* [Stated exercise]: Exclude the pictures; give every entry again exactly as written.

Stored entries:
****************

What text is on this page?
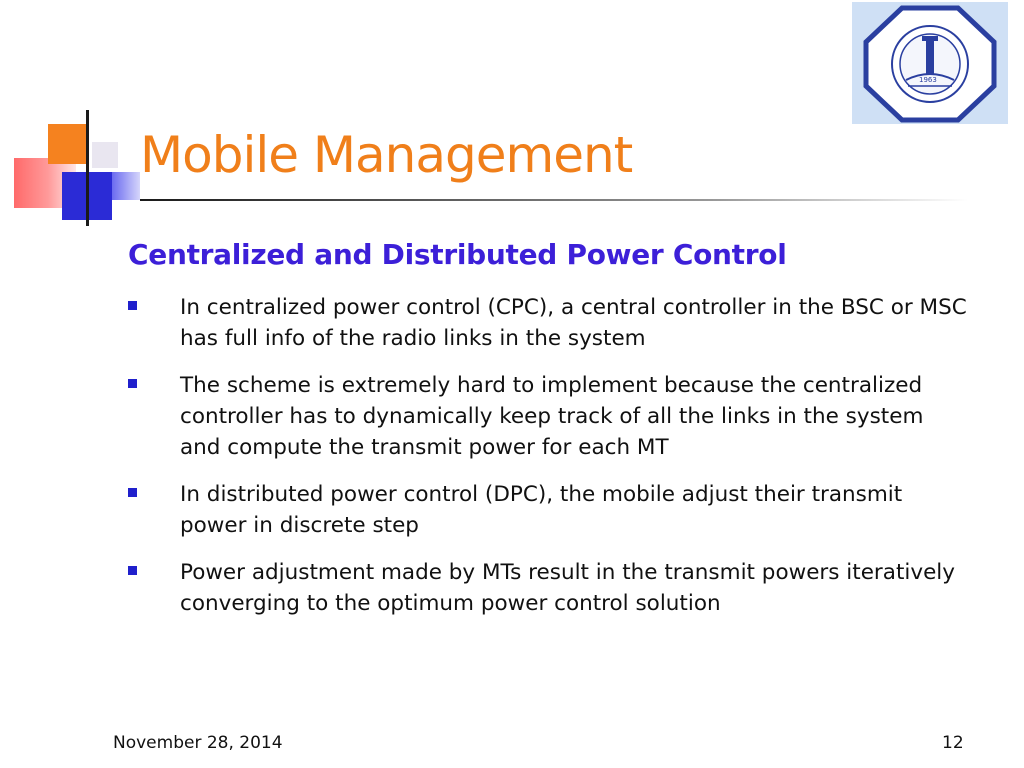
Mobile Management
1963
Centralized and Distributed Power Control
In centralized power control (CPC), a central controller in the BSC or MSC has full info of the radio links in the system
The scheme is extremely hard to implement because the centralized controller has to dynamically keep track of all the links in the system and compute the transmit power for each MT
In distributed power control (DPC), the mobile adjust their transmit power in discrete step
Power adjustment made by MTs result in the transmit powers iteratively converging to the optimum power control solution
November 28, 2014	12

****************

* [Output of the exercise]:
What text is on this page?
Mobile Management
1963
Centralized and Distributed Power Control
In centralized power control (CPC), a central controller in the BSC or MSC has full info of the radio links in the system
The scheme is extremely hard to implement because the centralized controller has to dynamically keep track of all the links in the system and compute the transmit power for each MT
In distributed power control (DPC), the mobile adjust their transmit power in discrete step
Power adjustment made by MTs result in the transmit powers iteratively converging to the optimum power control solution
November 28, 2014	12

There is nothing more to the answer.